What is being asked
In the following material, identify every line holding the string "praktisch" and return it.

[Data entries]
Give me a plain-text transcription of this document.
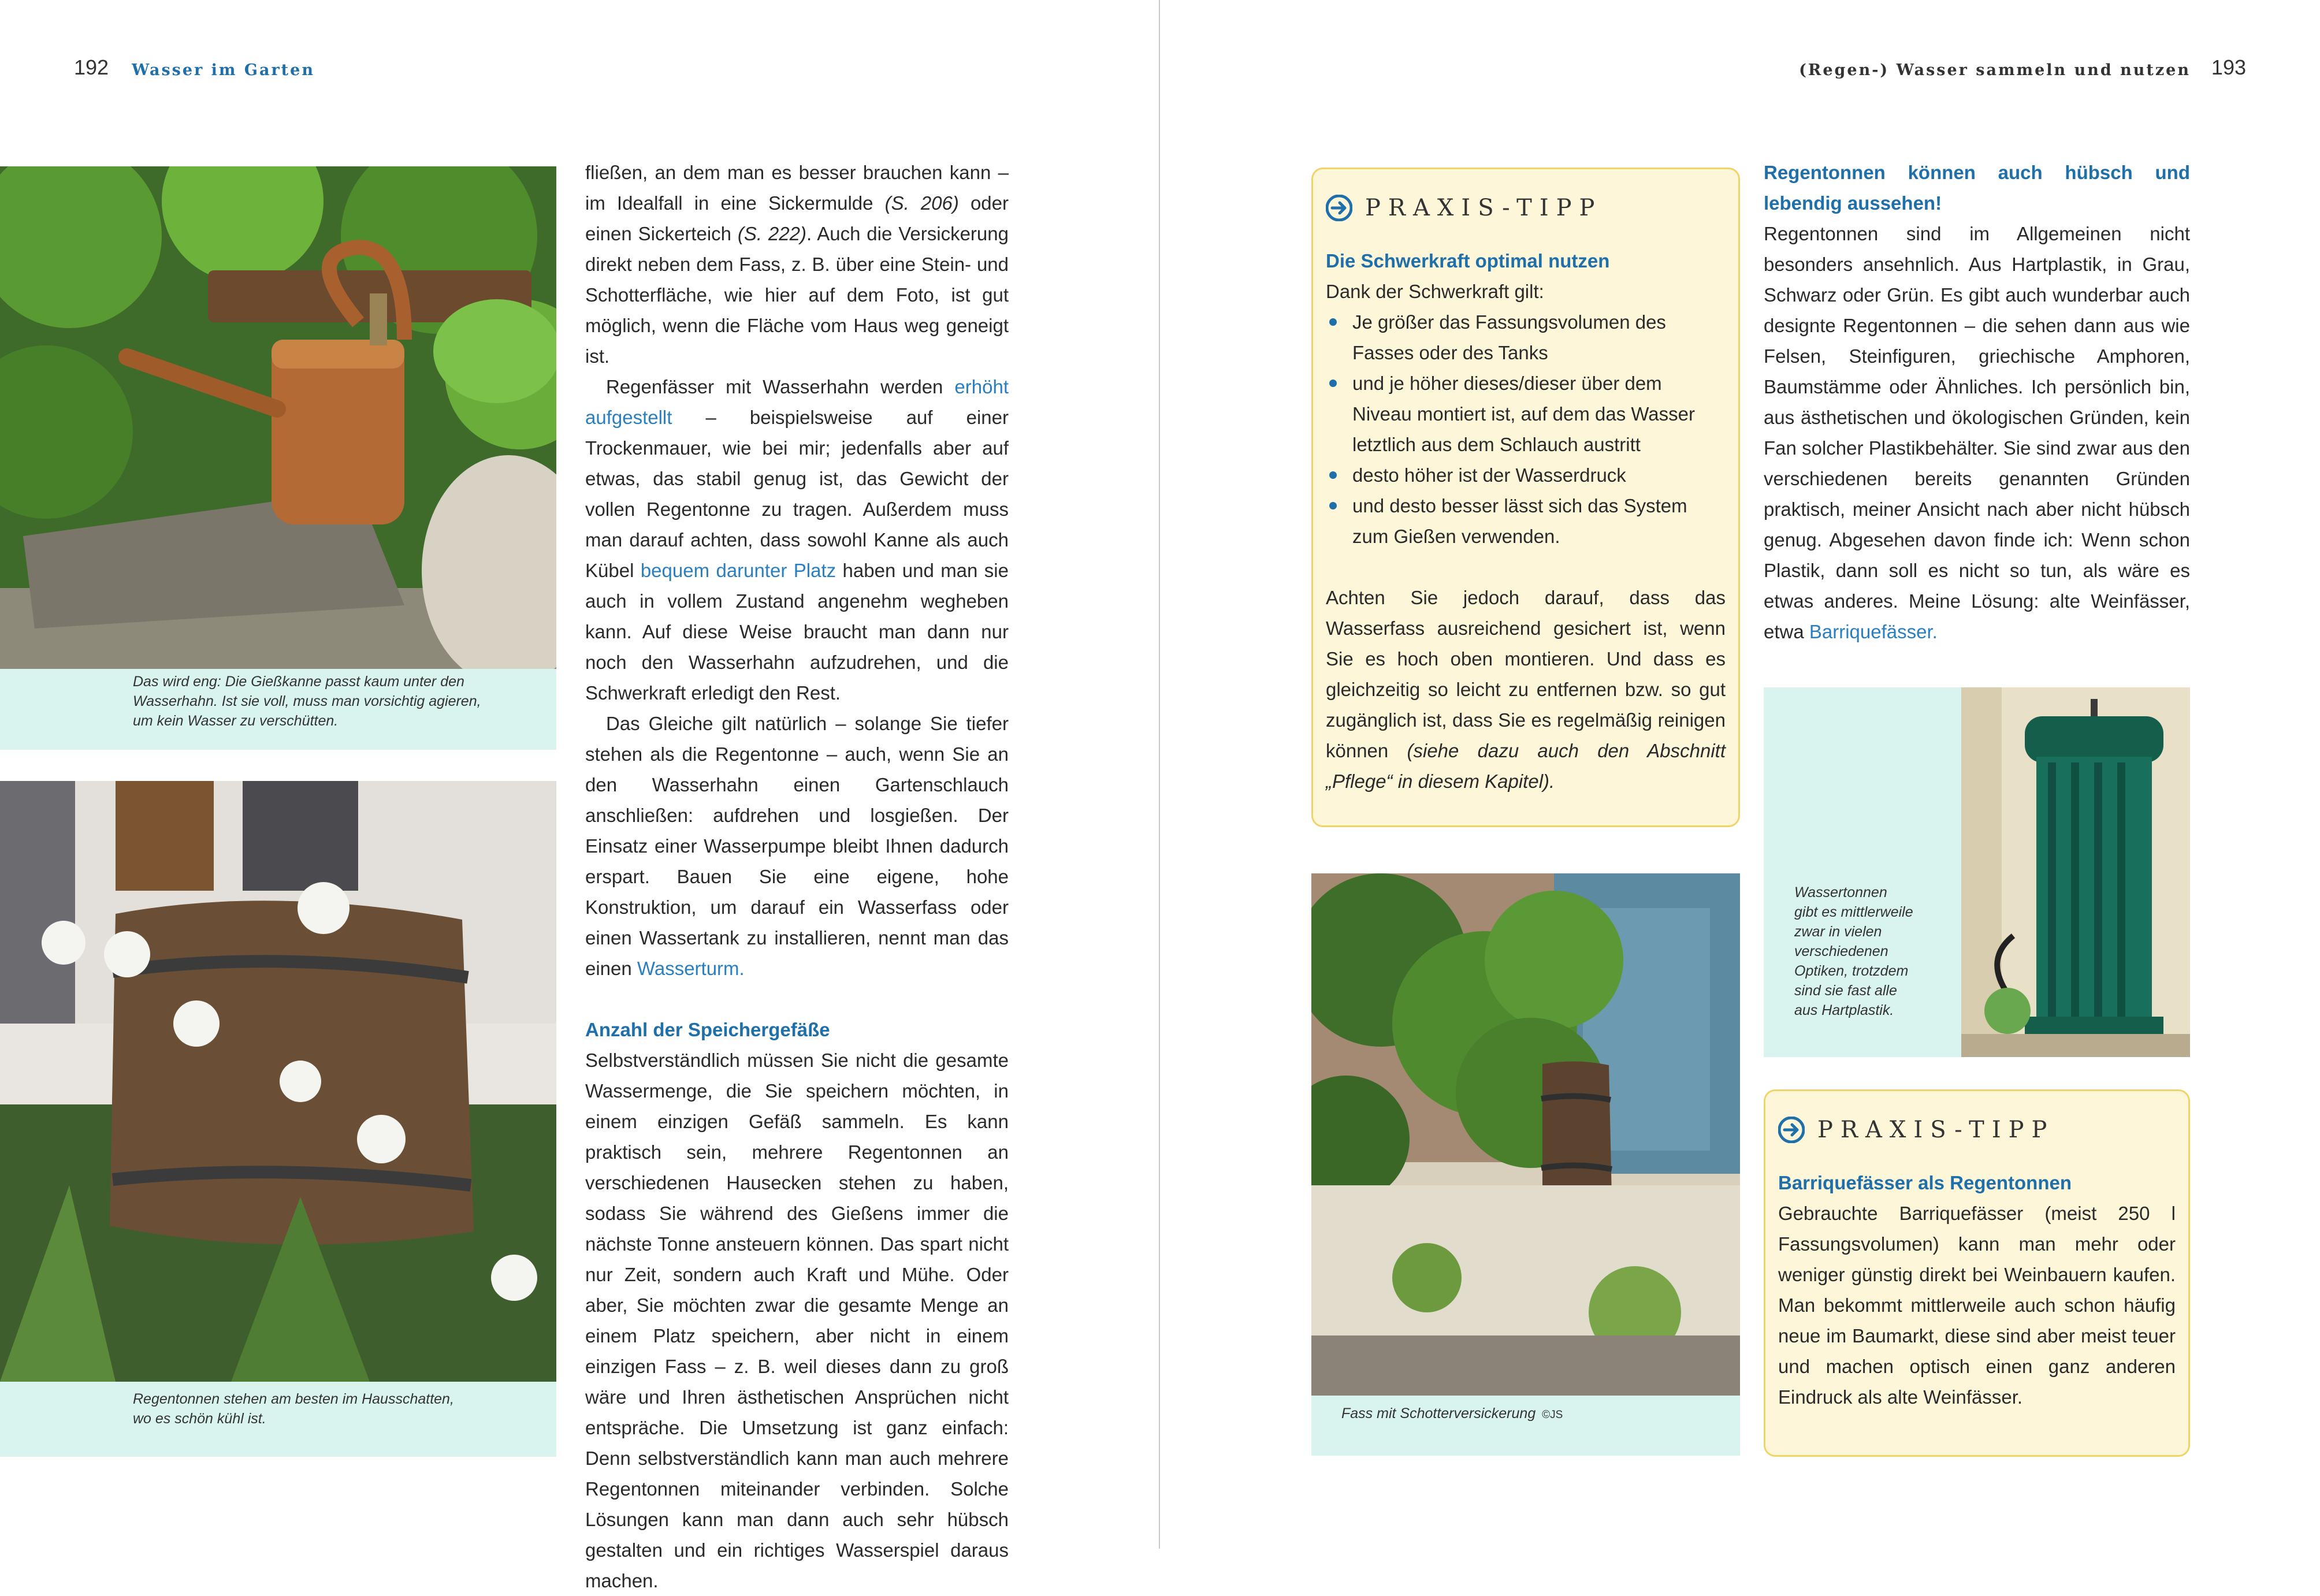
192 Wasser im Garten
Das wird eng: Die Gießkanne passt kaum unter den
Wasserhahn. Ist sie voll, muss man vorsichtig agieren,
um kein Wasser zu verschütten.
Regentonnen stehen am besten im Hausschatten,
wo es schön kühl ist.

fließen, an dem man es besser brauchen kann – im Idealfall in eine Sickermulde (S. 206) oder einen Sickerteich (S. 222). Auch die Versickerung direkt neben dem Fass, z. B. über eine Stein- und Schotterfläche, wie hier auf dem Foto, ist gut möglich, wenn die Fläche vom Haus weg geneigt ist.

Regenfässer mit Wasserhahn werden erhöht aufgestellt – beispielsweise auf einer Trockenmauer, wie bei mir; jedenfalls aber auf etwas, das stabil genug ist, das Gewicht der vollen Regentonne zu tragen. Außerdem muss man darauf achten, dass sowohl Kanne als auch Kübel bequem darunter Platz haben und man sie auch in vollem Zustand angenehm wegheben kann. Auf diese Weise braucht man dann nur noch den Wasserhahn aufzudrehen, und die Schwerkraft erledigt den Rest.

Das Gleiche gilt natürlich – solange Sie tiefer stehen als die Regentonne – auch, wenn Sie an den Wasserhahn einen Gartenschlauch anschließen: aufdrehen und losgießen. Der Einsatz einer Wasserpumpe bleibt Ihnen dadurch erspart. Bauen Sie eine eigene, hohe Konstruktion, um darauf ein Wasserfass oder einen Wassertank zu installieren, nennt man das einen Wasserturm.

Anzahl der Speichergefäße

Selbstverständlich müssen Sie nicht die gesamte Wassermenge, die Sie speichern möchten, in einem einzigen Gefäß sammeln. Es kann praktisch sein, mehrere Regentonnen an verschiedenen Hausecken stehen zu haben, sodass Sie während des Gießens immer die nächste Tonne ansteuern können. Das spart nicht nur Zeit, sondern auch Kraft und Mühe. Oder aber, Sie möchten zwar die gesamte Menge an einem Platz speichern, aber nicht in einem einzigen Fass – z. B. weil dieses dann zu groß wäre und Ihren ästhetischen Ansprüchen nicht entspräche. Die Umsetzung ist ganz einfach: Denn selbstverständlich kann man auch mehrere Regentonnen miteinander verbinden. Solche Lösungen kann man dann auch sehr hübsch gestalten und ein richtiges Wasserspiel daraus machen.

(Regen-) Wasser sammeln und nutzen 193
PRAXIS-TIPP
Die Schwerkraft optimal nutzen
Dank der Schwerkraft gilt:
Je größer das Fassungsvolumen des Fasses oder des Tanks
und je höher dieses/dieser über dem Niveau montiert ist, auf dem das Wasser letztlich aus dem Schlauch austritt
desto höher ist der Wasserdruck
und desto besser lässt sich das System zum Gießen verwenden.

Achten Sie jedoch darauf, dass das Wasserfass ausreichend gesichert ist, wenn Sie es hoch oben montieren. Und dass es gleichzeitig so leicht zu entfernen bzw. so gut zugänglich ist, dass Sie es regelmäßig reinigen können (siehe dazu auch den Abschnitt „Pflege“ in diesem Kapitel).

Fass mit Schotterversickerung ©JS

Regentonnen können auch hübsch und lebendig aussehen!

Regentonnen sind im Allgemeinen nicht besonders ansehnlich. Aus Hartplastik, in Grau, Schwarz oder Grün. Es gibt auch wunderbar auch designte Regentonnen – die sehen dann aus wie Felsen, Steinfiguren, griechische Amphoren, Baumstämme oder Ähnliches. Ich persönlich bin, aus ästhetischen und ökologischen Gründen, kein Fan solcher Plastikbehälter. Sie sind zwar aus den verschiedenen bereits genannten Gründen praktisch, meiner Ansicht nach aber nicht hübsch genug. Abgesehen davon finde ich: Wenn schon Plastik, dann soll es nicht so tun, als wäre es etwas anderes. Meine Lösung: alte Weinfässer, etwa Barriquefässer.

Wassertonnen
gibt es mittlerweile
zwar in vielen
verschiedenen
Optiken, trotzdem
sind sie fast alle
aus Hartplastik.
PRAXIS-TIPP
Barriquefässer als Regentonnen

Gebrauchte Barriquefässer (meist 250 l Fassungsvolumen) kann man mehr oder weniger günstig direkt bei Weinbauern kaufen. Man bekommt mittlerweile auch schon häufig neue im Baumarkt, diese sind aber meist teuer und machen optisch einen ganz anderen Eindruck als alte Weinfässer.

Result below
Selbstverständlich müssen Sie nicht die gesamte Wassermenge, die Sie speichern möchten, in einem einzigen Gefäß sammeln. Es kann praktisch sein, mehrere Regentonnen an verschiedenen Hausecken stehen zu haben, sodass Sie während des Gießens immer die nächste Tonne ansteuern können. Das spart nicht nur Zeit, sondern auch Kraft und Mühe. Oder aber, Sie möchten zwar die gesamte Menge an einem Platz speichern, aber nicht in einem einzigen Fass – z. B. weil dieses dann zu groß wäre und Ihren ästhetischen Ansprüchen nicht entspräche. Die Umsetzung ist ganz einfach: Denn selbstverständlich kann man auch mehrere Regentonnen miteinander verbinden. Solche Lösungen kann man dann auch sehr hübsch gestalten und ein richtiges Wasserspiel daraus machen.
Regentonnen sind im Allgemeinen nicht besonders ansehnlich. Aus Hartplastik, in Grau, Schwarz oder Grün. Es gibt auch wunderbar auch designte Regentonnen – die sehen dann aus wie Felsen, Steinfiguren, griechische Amphoren, Baumstämme oder Ähnliches. Ich persönlich bin, aus ästhetischen und ökologischen Gründen, kein Fan solcher Plastikbehälter. Sie sind zwar aus den verschiedenen bereits genannten Gründen praktisch, meiner Ansicht nach aber nicht hübsch genug. Abgesehen davon finde ich: Wenn schon Plastik, dann soll es nicht so tun, als wäre es etwas anderes. Meine Lösung: alte Weinfässer, etwa Barriquefässer.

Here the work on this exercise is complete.